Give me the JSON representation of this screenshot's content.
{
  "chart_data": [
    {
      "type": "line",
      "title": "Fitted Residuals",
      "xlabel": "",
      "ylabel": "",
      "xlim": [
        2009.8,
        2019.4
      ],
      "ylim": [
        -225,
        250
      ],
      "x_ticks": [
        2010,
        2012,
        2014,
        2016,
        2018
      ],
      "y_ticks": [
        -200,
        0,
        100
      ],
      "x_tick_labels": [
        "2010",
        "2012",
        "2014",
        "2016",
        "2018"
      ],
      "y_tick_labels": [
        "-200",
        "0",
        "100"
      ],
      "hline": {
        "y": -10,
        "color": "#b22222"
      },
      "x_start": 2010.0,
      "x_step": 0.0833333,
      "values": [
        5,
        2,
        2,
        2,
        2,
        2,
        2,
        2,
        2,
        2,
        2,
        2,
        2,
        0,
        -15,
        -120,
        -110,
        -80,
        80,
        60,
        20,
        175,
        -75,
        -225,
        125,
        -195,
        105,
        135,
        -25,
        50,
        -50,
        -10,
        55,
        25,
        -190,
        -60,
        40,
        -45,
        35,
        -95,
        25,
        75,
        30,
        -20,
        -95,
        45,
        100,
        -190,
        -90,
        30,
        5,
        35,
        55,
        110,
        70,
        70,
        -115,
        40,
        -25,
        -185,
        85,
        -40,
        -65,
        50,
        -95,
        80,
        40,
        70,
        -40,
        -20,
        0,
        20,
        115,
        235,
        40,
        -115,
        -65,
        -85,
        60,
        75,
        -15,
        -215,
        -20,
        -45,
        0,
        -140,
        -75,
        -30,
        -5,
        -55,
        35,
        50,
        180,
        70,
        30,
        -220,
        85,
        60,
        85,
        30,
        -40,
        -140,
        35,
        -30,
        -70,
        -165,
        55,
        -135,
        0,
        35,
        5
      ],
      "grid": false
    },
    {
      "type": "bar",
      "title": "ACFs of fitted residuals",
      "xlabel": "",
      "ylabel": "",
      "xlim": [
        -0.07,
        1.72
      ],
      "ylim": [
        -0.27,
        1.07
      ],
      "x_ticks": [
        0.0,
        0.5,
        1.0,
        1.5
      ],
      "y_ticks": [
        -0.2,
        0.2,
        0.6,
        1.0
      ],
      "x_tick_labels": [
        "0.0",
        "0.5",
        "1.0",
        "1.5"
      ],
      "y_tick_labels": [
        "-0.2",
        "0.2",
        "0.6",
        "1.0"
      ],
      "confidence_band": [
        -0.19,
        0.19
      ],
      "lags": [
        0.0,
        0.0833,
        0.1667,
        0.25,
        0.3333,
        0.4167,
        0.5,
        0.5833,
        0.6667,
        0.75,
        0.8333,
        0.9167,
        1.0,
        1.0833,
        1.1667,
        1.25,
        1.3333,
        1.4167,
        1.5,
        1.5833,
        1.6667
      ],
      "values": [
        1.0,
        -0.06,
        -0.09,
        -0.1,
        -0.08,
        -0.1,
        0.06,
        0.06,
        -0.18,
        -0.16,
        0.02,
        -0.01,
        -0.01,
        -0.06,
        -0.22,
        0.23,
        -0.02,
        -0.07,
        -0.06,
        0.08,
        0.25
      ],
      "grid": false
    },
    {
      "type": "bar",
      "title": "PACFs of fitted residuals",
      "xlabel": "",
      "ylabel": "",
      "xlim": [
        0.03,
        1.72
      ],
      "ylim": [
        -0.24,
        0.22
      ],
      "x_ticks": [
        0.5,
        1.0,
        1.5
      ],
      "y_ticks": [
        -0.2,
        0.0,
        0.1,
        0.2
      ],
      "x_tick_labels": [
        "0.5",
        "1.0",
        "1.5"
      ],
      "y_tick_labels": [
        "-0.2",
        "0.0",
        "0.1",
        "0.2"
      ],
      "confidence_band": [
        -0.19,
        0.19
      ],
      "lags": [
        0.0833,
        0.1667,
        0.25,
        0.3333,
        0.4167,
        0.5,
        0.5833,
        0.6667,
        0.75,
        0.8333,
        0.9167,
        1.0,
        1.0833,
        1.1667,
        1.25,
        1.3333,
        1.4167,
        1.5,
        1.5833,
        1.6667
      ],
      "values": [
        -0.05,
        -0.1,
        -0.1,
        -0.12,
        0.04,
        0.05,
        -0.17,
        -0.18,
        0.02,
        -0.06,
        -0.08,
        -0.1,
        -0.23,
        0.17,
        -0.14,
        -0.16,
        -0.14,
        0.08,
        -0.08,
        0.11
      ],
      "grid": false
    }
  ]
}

What the task requires:
Copy out the whole listing exactly as written.

Exercise solution:
Give me the JSON representation of this screenshot's content.
{
  "chart_data": [
    {
      "type": "line",
      "title": "Fitted Residuals",
      "xlabel": "",
      "ylabel": "",
      "xlim": [
        2009.8,
        2019.4
      ],
      "ylim": [
        -225,
        250
      ],
      "x_ticks": [
        2010,
        2012,
        2014,
        2016,
        2018
      ],
      "y_ticks": [
        -200,
        0,
        100
      ],
      "x_tick_labels": [
        "2010",
        "2012",
        "2014",
        "2016",
        "2018"
      ],
      "y_tick_labels": [
        "-200",
        "0",
        "100"
      ],
      "hline": {
        "y": -10,
        "color": "#b22222"
      },
      "x_start": 2010.0,
      "x_step": 0.0833333,
      "values": [
        5,
        2,
        2,
        2,
        2,
        2,
        2,
        2,
        2,
        2,
        2,
        2,
        2,
        0,
        -15,
        -120,
        -110,
        -80,
        80,
        60,
        20,
        175,
        -75,
        -225,
        125,
        -195,
        105,
        135,
        -25,
        50,
        -50,
        -10,
        55,
        25,
        -190,
        -60,
        40,
        -45,
        35,
        -95,
        25,
        75,
        30,
        -20,
        -95,
        45,
        100,
        -190,
        -90,
        30,
        5,
        35,
        55,
        110,
        70,
        70,
        -115,
        40,
        -25,
        -185,
        85,
        -40,
        -65,
        50,
        -95,
        80,
        40,
        70,
        -40,
        -20,
        0,
        20,
        115,
        235,
        40,
        -115,
        -65,
        -85,
        60,
        75,
        -15,
        -215,
        -20,
        -45,
        0,
        -140,
        -75,
        -30,
        -5,
        -55,
        35,
        50,
        180,
        70,
        30,
        -220,
        85,
        60,
        85,
        30,
        -40,
        -140,
        35,
        -30,
        -70,
        -165,
        55,
        -135,
        0,
        35,
        5
      ],
      "grid": false
    },
    {
      "type": "bar",
      "title": "ACFs of fitted residuals",
      "xlabel": "",
      "ylabel": "",
      "xlim": [
        -0.07,
        1.72
      ],
      "ylim": [
        -0.27,
        1.07
      ],
      "x_ticks": [
        0.0,
        0.5,
        1.0,
        1.5
      ],
      "y_ticks": [
        -0.2,
        0.2,
        0.6,
        1.0
      ],
      "x_tick_labels": [
        "0.0",
        "0.5",
        "1.0",
        "1.5"
      ],
      "y_tick_labels": [
        "-0.2",
        "0.2",
        "0.6",
        "1.0"
      ],
      "confidence_band": [
        -0.19,
        0.19
      ],
      "lags": [
        0.0,
        0.0833,
        0.1667,
        0.25,
        0.3333,
        0.4167,
        0.5,
        0.5833,
        0.6667,
        0.75,
        0.8333,
        0.9167,
        1.0,
        1.0833,
        1.1667,
        1.25,
        1.3333,
        1.4167,
        1.5,
        1.5833,
        1.6667
      ],
      "values": [
        1.0,
        -0.06,
        -0.09,
        -0.1,
        -0.08,
        -0.1,
        0.06,
        0.06,
        -0.18,
        -0.16,
        0.02,
        -0.01,
        -0.01,
        -0.06,
        -0.22,
        0.23,
        -0.02,
        -0.07,
        -0.06,
        0.08,
        0.25
      ],
      "grid": false
    },
    {
      "type": "bar",
      "title": "PACFs of fitted residuals",
      "xlabel": "",
      "ylabel": "",
      "xlim": [
        0.03,
        1.72
      ],
      "ylim": [
        -0.24,
        0.22
      ],
      "x_ticks": [
        0.5,
        1.0,
        1.5
      ],
      "y_ticks": [
        -0.2,
        0.0,
        0.1,
        0.2
      ],
      "x_tick_labels": [
        "0.5",
        "1.0",
        "1.5"
      ],
      "y_tick_labels": [
        "-0.2",
        "0.0",
        "0.1",
        "0.2"
      ],
      "confidence_band": [
        -0.19,
        0.19
      ],
      "lags": [
        0.0833,
        0.1667,
        0.25,
        0.3333,
        0.4167,
        0.5,
        0.5833,
        0.6667,
        0.75,
        0.8333,
        0.9167,
        1.0,
        1.0833,
        1.1667,
        1.25,
        1.3333,
        1.4167,
        1.5,
        1.5833,
        1.6667
      ],
      "values": [
        -0.05,
        -0.1,
        -0.1,
        -0.12,
        0.04,
        0.05,
        -0.17,
        -0.18,
        0.02,
        -0.06,
        -0.08,
        -0.1,
        -0.23,
        0.17,
        -0.14,
        -0.16,
        -0.14,
        0.08,
        -0.08,
        0.11
      ],
      "grid": false
    }
  ]
}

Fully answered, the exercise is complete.